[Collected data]
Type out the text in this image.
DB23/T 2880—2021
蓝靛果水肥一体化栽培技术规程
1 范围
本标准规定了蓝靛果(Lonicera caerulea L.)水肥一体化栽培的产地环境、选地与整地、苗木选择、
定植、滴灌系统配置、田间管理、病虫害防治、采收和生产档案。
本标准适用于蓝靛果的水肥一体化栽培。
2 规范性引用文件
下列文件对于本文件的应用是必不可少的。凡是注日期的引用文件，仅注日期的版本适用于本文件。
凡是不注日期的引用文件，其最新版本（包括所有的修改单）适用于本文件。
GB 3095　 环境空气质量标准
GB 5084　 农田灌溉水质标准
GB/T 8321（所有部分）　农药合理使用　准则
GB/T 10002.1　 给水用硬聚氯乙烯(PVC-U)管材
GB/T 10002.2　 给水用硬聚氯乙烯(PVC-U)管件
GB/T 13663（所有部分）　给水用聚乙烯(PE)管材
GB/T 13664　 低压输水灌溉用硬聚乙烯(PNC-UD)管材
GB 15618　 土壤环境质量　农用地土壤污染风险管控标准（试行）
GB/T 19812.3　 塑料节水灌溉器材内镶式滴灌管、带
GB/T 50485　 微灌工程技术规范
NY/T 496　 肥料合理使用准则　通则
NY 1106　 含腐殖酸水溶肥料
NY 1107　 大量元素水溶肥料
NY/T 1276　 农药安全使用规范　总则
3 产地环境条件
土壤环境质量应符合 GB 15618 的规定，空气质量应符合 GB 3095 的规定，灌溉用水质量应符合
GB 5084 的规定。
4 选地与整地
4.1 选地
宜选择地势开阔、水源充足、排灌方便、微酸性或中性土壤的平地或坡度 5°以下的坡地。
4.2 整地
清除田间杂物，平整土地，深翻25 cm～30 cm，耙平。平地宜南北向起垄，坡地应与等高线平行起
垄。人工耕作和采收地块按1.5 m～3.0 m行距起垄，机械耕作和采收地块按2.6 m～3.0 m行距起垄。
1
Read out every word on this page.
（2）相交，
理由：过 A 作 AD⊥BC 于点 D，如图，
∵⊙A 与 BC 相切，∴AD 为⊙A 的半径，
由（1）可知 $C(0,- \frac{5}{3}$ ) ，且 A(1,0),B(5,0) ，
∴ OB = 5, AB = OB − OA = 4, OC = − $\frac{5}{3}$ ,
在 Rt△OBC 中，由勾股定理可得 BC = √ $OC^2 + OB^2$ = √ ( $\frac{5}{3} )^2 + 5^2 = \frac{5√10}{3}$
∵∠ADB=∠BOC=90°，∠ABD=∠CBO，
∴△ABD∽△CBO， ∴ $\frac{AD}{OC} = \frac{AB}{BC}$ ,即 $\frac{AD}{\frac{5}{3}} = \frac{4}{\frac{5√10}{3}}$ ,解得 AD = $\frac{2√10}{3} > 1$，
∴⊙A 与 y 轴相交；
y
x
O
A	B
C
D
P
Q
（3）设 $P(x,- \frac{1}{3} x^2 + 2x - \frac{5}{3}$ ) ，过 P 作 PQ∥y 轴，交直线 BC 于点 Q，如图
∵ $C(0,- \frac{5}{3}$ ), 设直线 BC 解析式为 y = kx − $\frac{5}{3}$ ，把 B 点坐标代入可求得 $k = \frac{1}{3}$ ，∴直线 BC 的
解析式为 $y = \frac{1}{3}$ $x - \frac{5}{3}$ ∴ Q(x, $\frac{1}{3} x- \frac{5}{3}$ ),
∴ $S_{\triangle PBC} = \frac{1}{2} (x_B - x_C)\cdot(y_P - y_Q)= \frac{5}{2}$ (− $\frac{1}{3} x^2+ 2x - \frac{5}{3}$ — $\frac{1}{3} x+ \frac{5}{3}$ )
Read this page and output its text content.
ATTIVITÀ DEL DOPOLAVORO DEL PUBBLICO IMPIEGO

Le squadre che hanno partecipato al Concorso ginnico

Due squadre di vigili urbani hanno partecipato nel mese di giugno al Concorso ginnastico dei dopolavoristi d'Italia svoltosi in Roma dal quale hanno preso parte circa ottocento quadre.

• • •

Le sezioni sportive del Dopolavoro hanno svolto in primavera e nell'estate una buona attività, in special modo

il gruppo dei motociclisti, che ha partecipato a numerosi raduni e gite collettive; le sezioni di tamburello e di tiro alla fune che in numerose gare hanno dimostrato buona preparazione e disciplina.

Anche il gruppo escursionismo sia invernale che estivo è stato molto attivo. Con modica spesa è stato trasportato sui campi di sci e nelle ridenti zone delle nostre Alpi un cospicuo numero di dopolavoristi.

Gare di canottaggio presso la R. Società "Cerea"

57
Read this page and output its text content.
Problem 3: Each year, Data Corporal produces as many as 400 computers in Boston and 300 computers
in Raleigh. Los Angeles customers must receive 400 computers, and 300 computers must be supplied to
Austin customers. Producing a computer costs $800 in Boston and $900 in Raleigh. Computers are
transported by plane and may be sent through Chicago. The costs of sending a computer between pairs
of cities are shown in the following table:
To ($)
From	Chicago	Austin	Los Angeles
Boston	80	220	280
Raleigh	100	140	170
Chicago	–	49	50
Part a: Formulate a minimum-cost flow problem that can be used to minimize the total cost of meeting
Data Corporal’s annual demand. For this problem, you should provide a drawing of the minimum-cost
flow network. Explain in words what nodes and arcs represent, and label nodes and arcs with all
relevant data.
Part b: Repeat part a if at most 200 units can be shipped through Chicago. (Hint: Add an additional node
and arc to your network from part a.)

**TASK BRIEF**.
Quote the listing in full, please, keeping every line exact.

**REPLY TO THE EXERCISE**.
Type out the text in this image.
DB23/T 2880—2021
蓝靛果水肥一体化栽培技术规程
1 范围
本标准规定了蓝靛果(Lonicera caerulea L.)水肥一体化栽培的产地环境、选地与整地、苗木选择、
定植、滴灌系统配置、田间管理、病虫害防治、采收和生产档案。
本标准适用于蓝靛果的水肥一体化栽培。
2 规范性引用文件
下列文件对于本文件的应用是必不可少的。凡是注日期的引用文件，仅注日期的版本适用于本文件。
凡是不注日期的引用文件，其最新版本（包括所有的修改单）适用于本文件。
GB 3095　 环境空气质量标准
GB 5084　 农田灌溉水质标准
GB/T 8321（所有部分）　农药合理使用　准则
GB/T 10002.1　 给水用硬聚氯乙烯(PVC-U)管材
GB/T 10002.2　 给水用硬聚氯乙烯(PVC-U)管件
GB/T 13663（所有部分）　给水用聚乙烯(PE)管材
GB/T 13664　 低压输水灌溉用硬聚乙烯(PNC-UD)管材
GB 15618　 土壤环境质量　农用地土壤污染风险管控标准（试行）
GB/T 19812.3　 塑料节水灌溉器材内镶式滴灌管、带
GB/T 50485　 微灌工程技术规范
NY/T 496　 肥料合理使用准则　通则
NY 1106　 含腐殖酸水溶肥料
NY 1107　 大量元素水溶肥料
NY/T 1276　 农药安全使用规范　总则
3 产地环境条件
土壤环境质量应符合 GB 15618 的规定，空气质量应符合 GB 3095 的规定，灌溉用水质量应符合
GB 5084 的规定。
4 选地与整地
4.1 选地
宜选择地势开阔、水源充足、排灌方便、微酸性或中性土壤的平地或坡度 5°以下的坡地。
4.2 整地
清除田间杂物，平整土地，深翻25 cm～30 cm，耙平。平地宜南北向起垄，坡地应与等高线平行起
垄。人工耕作和采收地块按1.5 m～3.0 m行距起垄，机械耕作和采收地块按2.6 m～3.0 m行距起垄。
1
Read out every word on this page.
（2）相交，
理由：过 A 作 AD⊥BC 于点 D，如图，
∵⊙A 与 BC 相切，∴AD 为⊙A 的半径，
由（1）可知 $C(0,- \frac{5}{3}$ ) ，且 A(1,0),B(5,0) ，
∴ OB = 5, AB = OB − OA = 4, OC = − $\frac{5}{3}$ ,
在 Rt△OBC 中，由勾股定理可得 BC = √ $OC^2 + OB^2$ = √ ( $\frac{5}{3} )^2 + 5^2 = \frac{5√10}{3}$
∵∠ADB=∠BOC=90°，∠ABD=∠CBO，
∴△ABD∽△CBO， ∴ $\frac{AD}{OC} = \frac{AB}{BC}$ ,即 $\frac{AD}{\frac{5}{3}} = \frac{4}{\frac{5√10}{3}}$ ,解得 AD = $\frac{2√10}{3} > 1$，
∴⊙A 与 y 轴相交；
y
x
O
A	B
C
D
P
Q
（3）设 $P(x,- \frac{1}{3} x^2 + 2x - \frac{5}{3}$ ) ，过 P 作 PQ∥y 轴，交直线 BC 于点 Q，如图
∵ $C(0,- \frac{5}{3}$ ), 设直线 BC 解析式为 y = kx − $\frac{5}{3}$ ，把 B 点坐标代入可求得 $k = \frac{1}{3}$ ，∴直线 BC 的
解析式为 $y = \frac{1}{3}$ $x - \frac{5}{3}$ ∴ Q(x, $\frac{1}{3} x- \frac{5}{3}$ ),
∴ $S_{\triangle PBC} = \frac{1}{2} (x_B - x_C)\cdot(y_P - y_Q)= \frac{5}{2}$ (− $\frac{1}{3} x^2+ 2x - \frac{5}{3}$ — $\frac{1}{3} x+ \frac{5}{3}$ )
Read this page and output its text content.
ATTIVITÀ DEL DOPOLAVORO DEL PUBBLICO IMPIEGO

Le squadre che hanno partecipato al Concorso ginnico

Due squadre di vigili urbani hanno partecipato nel mese di giugno al Concorso ginnastico dei dopolavoristi d'Italia svoltosi in Roma dal quale hanno preso parte circa ottocento quadre.

• • •

Le sezioni sportive del Dopolavoro hanno svolto in primavera e nell'estate una buona attività, in special modo

il gruppo dei motociclisti, che ha partecipato a numerosi raduni e gite collettive; le sezioni di tamburello e di tiro alla fune che in numerose gare hanno dimostrato buona preparazione e disciplina.

Anche il gruppo escursionismo sia invernale che estivo è stato molto attivo. Con modica spesa è stato trasportato sui campi di sci e nelle ridenti zone delle nostre Alpi un cospicuo numero di dopolavoristi.

Gare di canottaggio presso la R. Società "Cerea"

57
Read this page and output its text content.
Problem 3: Each year, Data Corporal produces as many as 400 computers in Boston and 300 computers
in Raleigh. Los Angeles customers must receive 400 computers, and 300 computers must be supplied to
Austin customers. Producing a computer costs $800 in Boston and $900 in Raleigh. Computers are
transported by plane and may be sent through Chicago. The costs of sending a computer between pairs
of cities are shown in the following table:
To ($)
From	Chicago	Austin	Los Angeles
Boston	80	220	280
Raleigh	100	140	170
Chicago	–	49	50
Part a: Formulate a minimum-cost flow problem that can be used to minimize the total cost of meeting
Data Corporal’s annual demand. For this problem, you should provide a drawing of the minimum-cost
flow network. Explain in words what nodes and arcs represent, and label nodes and arcs with all
relevant data.
Part b: Repeat part a if at most 200 units can be shipped through Chicago. (Hint: Add an additional node
and arc to your network from part a.)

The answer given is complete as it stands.